**Material shown:**
....

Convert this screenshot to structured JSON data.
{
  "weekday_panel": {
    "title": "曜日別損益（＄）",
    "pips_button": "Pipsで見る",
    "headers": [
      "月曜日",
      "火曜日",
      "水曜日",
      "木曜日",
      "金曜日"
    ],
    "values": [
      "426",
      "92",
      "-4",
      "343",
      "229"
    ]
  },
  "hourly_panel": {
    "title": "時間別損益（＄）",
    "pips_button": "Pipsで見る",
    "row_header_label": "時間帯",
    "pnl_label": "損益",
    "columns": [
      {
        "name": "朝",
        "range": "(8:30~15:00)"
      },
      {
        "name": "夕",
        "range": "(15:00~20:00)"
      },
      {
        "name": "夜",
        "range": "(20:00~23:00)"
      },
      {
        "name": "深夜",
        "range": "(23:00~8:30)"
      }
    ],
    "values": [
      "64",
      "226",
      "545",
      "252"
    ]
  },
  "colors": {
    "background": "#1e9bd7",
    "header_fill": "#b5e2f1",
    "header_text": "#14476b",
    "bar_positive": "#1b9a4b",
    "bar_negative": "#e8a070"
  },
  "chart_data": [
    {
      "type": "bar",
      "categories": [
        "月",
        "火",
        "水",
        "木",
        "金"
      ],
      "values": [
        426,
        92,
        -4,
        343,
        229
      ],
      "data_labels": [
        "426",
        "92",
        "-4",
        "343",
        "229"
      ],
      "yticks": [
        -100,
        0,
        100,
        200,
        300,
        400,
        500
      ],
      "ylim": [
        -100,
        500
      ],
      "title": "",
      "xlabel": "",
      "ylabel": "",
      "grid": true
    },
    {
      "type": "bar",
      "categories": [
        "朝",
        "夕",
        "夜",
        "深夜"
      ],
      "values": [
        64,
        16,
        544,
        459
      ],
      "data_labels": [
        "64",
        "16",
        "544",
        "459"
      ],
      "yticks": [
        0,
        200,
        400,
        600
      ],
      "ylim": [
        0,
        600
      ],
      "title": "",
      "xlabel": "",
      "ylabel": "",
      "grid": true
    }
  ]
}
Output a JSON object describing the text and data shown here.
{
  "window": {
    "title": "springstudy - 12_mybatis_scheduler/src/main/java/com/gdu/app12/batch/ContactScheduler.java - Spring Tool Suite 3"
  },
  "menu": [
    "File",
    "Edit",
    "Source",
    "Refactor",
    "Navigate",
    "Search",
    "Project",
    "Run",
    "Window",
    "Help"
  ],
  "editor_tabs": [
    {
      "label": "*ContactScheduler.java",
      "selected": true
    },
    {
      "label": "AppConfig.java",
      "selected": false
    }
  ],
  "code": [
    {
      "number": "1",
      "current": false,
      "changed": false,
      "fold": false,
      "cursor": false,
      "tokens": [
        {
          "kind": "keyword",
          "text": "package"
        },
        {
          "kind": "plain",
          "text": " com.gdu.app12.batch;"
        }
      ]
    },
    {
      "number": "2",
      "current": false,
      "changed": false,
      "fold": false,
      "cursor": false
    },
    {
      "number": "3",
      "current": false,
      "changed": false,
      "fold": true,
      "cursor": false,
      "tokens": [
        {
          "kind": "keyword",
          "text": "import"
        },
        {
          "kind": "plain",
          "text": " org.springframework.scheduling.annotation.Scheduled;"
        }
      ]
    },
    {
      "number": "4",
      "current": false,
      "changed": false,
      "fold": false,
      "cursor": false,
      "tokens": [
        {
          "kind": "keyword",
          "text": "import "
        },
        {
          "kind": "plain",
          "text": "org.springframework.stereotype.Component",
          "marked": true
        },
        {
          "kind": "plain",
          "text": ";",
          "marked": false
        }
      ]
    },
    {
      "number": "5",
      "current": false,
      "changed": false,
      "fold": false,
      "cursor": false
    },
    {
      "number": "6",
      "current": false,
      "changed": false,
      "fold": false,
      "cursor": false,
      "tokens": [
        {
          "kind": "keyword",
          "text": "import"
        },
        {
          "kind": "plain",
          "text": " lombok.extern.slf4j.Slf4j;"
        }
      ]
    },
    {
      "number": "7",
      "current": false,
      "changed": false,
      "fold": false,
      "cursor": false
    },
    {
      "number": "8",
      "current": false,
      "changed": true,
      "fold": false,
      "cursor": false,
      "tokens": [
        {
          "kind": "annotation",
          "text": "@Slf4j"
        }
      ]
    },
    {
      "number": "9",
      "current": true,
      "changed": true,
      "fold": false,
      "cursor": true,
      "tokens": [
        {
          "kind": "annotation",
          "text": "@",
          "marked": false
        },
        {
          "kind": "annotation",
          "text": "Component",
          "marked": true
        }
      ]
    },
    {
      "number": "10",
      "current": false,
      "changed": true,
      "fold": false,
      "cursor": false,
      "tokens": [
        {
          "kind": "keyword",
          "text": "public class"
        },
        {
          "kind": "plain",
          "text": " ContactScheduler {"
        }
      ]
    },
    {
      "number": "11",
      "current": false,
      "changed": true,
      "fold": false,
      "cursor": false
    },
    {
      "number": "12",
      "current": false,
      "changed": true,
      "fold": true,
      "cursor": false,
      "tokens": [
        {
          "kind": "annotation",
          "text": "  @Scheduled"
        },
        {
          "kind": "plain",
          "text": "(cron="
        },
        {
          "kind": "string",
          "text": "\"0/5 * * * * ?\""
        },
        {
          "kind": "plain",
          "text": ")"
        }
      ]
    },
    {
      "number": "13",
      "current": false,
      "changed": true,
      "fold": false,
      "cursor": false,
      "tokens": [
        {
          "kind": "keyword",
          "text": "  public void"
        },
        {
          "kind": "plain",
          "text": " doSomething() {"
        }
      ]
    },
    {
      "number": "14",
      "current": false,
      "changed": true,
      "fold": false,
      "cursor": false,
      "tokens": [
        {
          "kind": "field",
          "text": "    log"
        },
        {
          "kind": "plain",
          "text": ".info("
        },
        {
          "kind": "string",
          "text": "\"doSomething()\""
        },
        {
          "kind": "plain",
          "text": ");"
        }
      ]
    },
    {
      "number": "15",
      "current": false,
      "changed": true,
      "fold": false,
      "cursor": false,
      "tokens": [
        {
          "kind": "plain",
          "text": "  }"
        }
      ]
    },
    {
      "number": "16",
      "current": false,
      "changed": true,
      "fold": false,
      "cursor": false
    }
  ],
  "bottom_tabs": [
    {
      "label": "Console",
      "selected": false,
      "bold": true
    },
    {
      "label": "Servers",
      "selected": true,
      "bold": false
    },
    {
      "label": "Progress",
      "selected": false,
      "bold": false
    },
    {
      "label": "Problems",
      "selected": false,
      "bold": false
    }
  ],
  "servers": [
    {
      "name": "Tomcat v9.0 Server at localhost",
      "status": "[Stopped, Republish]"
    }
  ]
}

....

**To do:** Please reproduce each line exactly as written.

**Complete answer:**
Convert this screenshot to structured JSON data.
{
  "weekday_panel": {
    "title": "曜日別損益（＄）",
    "pips_button": "Pipsで見る",
    "headers": [
      "月曜日",
      "火曜日",
      "水曜日",
      "木曜日",
      "金曜日"
    ],
    "values": [
      "426",
      "92",
      "-4",
      "343",
      "229"
    ]
  },
  "hourly_panel": {
    "title": "時間別損益（＄）",
    "pips_button": "Pipsで見る",
    "row_header_label": "時間帯",
    "pnl_label": "損益",
    "columns": [
      {
        "name": "朝",
        "range": "(8:30~15:00)"
      },
      {
        "name": "夕",
        "range": "(15:00~20:00)"
      },
      {
        "name": "夜",
        "range": "(20:00~23:00)"
      },
      {
        "name": "深夜",
        "range": "(23:00~8:30)"
      }
    ],
    "values": [
      "64",
      "226",
      "545",
      "252"
    ]
  },
  "colors": {
    "background": "#1e9bd7",
    "header_fill": "#b5e2f1",
    "header_text": "#14476b",
    "bar_positive": "#1b9a4b",
    "bar_negative": "#e8a070"
  },
  "chart_data": [
    {
      "type": "bar",
      "categories": [
        "月",
        "火",
        "水",
        "木",
        "金"
      ],
      "values": [
        426,
        92,
        -4,
        343,
        229
      ],
      "data_labels": [
        "426",
        "92",
        "-4",
        "343",
        "229"
      ],
      "yticks": [
        -100,
        0,
        100,
        200,
        300,
        400,
        500
      ],
      "ylim": [
        -100,
        500
      ],
      "title": "",
      "xlabel": "",
      "ylabel": "",
      "grid": true
    },
    {
      "type": "bar",
      "categories": [
        "朝",
        "夕",
        "夜",
        "深夜"
      ],
      "values": [
        64,
        16,
        544,
        459
      ],
      "data_labels": [
        "64",
        "16",
        "544",
        "459"
      ],
      "yticks": [
        0,
        200,
        400,
        600
      ],
      "ylim": [
        0,
        600
      ],
      "title": "",
      "xlabel": "",
      "ylabel": "",
      "grid": true
    }
  ]
}
Output a JSON object describing the text and data shown here.
{
  "window": {
    "title": "springstudy - 12_mybatis_scheduler/src/main/java/com/gdu/app12/batch/ContactScheduler.java - Spring Tool Suite 3"
  },
  "menu": [
    "File",
    "Edit",
    "Source",
    "Refactor",
    "Navigate",
    "Search",
    "Project",
    "Run",
    "Window",
    "Help"
  ],
  "editor_tabs": [
    {
      "label": "*ContactScheduler.java",
      "selected": true
    },
    {
      "label": "AppConfig.java",
      "selected": false
    }
  ],
  "code": [
    {
      "number": "1",
      "current": false,
      "changed": false,
      "fold": false,
      "cursor": false,
      "tokens": [
        {
          "kind": "keyword",
          "text": "package"
        },
        {
          "kind": "plain",
          "text": " com.gdu.app12.batch;"
        }
      ]
    },
    {
      "number": "2",
      "current": false,
      "changed": false,
      "fold": false,
      "cursor": false
    },
    {
      "number": "3",
      "current": false,
      "changed": false,
      "fold": true,
      "cursor": false,
      "tokens": [
        {
          "kind": "keyword",
          "text": "import"
        },
        {
          "kind": "plain",
          "text": " org.springframework.scheduling.annotation.Scheduled;"
        }
      ]
    },
    {
      "number": "4",
      "current": false,
      "changed": false,
      "fold": false,
      "cursor": false,
      "tokens": [
        {
          "kind": "keyword",
          "text": "import "
        },
        {
          "kind": "plain",
          "text": "org.springframework.stereotype.Component",
          "marked": true
        },
        {
          "kind": "plain",
          "text": ";",
          "marked": false
        }
      ]
    },
    {
      "number": "5",
      "current": false,
      "changed": false,
      "fold": false,
      "cursor": false
    },
    {
      "number": "6",
      "current": false,
      "changed": false,
      "fold": false,
      "cursor": false,
      "tokens": [
        {
          "kind": "keyword",
          "text": "import"
        },
        {
          "kind": "plain",
          "text": " lombok.extern.slf4j.Slf4j;"
        }
      ]
    },
    {
      "number": "7",
      "current": false,
      "changed": false,
      "fold": false,
      "cursor": false
    },
    {
      "number": "8",
      "current": false,
      "changed": true,
      "fold": false,
      "cursor": false,
      "tokens": [
        {
          "kind": "annotation",
          "text": "@Slf4j"
        }
      ]
    },
    {
      "number": "9",
      "current": true,
      "changed": true,
      "fold": false,
      "cursor": true,
      "tokens": [
        {
          "kind": "annotation",
          "text": "@",
          "marked": false
        },
        {
          "kind": "annotation",
          "text": "Component",
          "marked": true
        }
      ]
    },
    {
      "number": "10",
      "current": false,
      "changed": true,
      "fold": false,
      "cursor": false,
      "tokens": [
        {
          "kind": "keyword",
          "text": "public class"
        },
        {
          "kind": "plain",
          "text": " ContactScheduler {"
        }
      ]
    },
    {
      "number": "11",
      "current": false,
      "changed": true,
      "fold": false,
      "cursor": false
    },
    {
      "number": "12",
      "current": false,
      "changed": true,
      "fold": true,
      "cursor": false,
      "tokens": [
        {
          "kind": "annotation",
          "text": "  @Scheduled"
        },
        {
          "kind": "plain",
          "text": "(cron="
        },
        {
          "kind": "string",
          "text": "\"0/5 * * * * ?\""
        },
        {
          "kind": "plain",
          "text": ")"
        }
      ]
    },
    {
      "number": "13",
      "current": false,
      "changed": true,
      "fold": false,
      "cursor": false,
      "tokens": [
        {
          "kind": "keyword",
          "text": "  public void"
        },
        {
          "kind": "plain",
          "text": " doSomething() {"
        }
      ]
    },
    {
      "number": "14",
      "current": false,
      "changed": true,
      "fold": false,
      "cursor": false,
      "tokens": [
        {
          "kind": "field",
          "text": "    log"
        },
        {
          "kind": "plain",
          "text": ".info("
        },
        {
          "kind": "string",
          "text": "\"doSomething()\""
        },
        {
          "kind": "plain",
          "text": ");"
        }
      ]
    },
    {
      "number": "15",
      "current": false,
      "changed": true,
      "fold": false,
      "cursor": false,
      "tokens": [
        {
          "kind": "plain",
          "text": "  }"
        }
      ]
    },
    {
      "number": "16",
      "current": false,
      "changed": true,
      "fold": false,
      "cursor": false
    }
  ],
  "bottom_tabs": [
    {
      "label": "Console",
      "selected": false,
      "bold": true
    },
    {
      "label": "Servers",
      "selected": true,
      "bold": false
    },
    {
      "label": "Progress",
      "selected": false,
      "bold": false
    },
    {
      "label": "Problems",
      "selected": false,
      "bold": false
    }
  ],
  "servers": [
    {
      "name": "Tomcat v9.0 Server at localhost",
      "status": "[Stopped, Republish]"
    }
  ]
}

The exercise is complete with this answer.